[Extracted data start]

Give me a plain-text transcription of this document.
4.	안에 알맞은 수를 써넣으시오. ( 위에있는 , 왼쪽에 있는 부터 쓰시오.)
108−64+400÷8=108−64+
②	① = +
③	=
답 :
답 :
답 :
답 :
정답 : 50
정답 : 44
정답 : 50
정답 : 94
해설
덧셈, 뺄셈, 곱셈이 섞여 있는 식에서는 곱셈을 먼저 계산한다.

[Extracted data end]

Task to complete:
From the records above, extract every entry exactly as given.

Task result:
Give me a plain-text transcription of this document.
4.	안에 알맞은 수를 써넣으시오. ( 위에있는 , 왼쪽에 있는 부터 쓰시오.)
108−64+400÷8=108−64+
②	① = +
③	=
답 :
답 :
답 :
답 :
정답 : 50
정답 : 44
정답 : 50
정답 : 94
해설
덧셈, 뺄셈, 곱셈이 섞여 있는 식에서는 곱셈을 먼저 계산한다.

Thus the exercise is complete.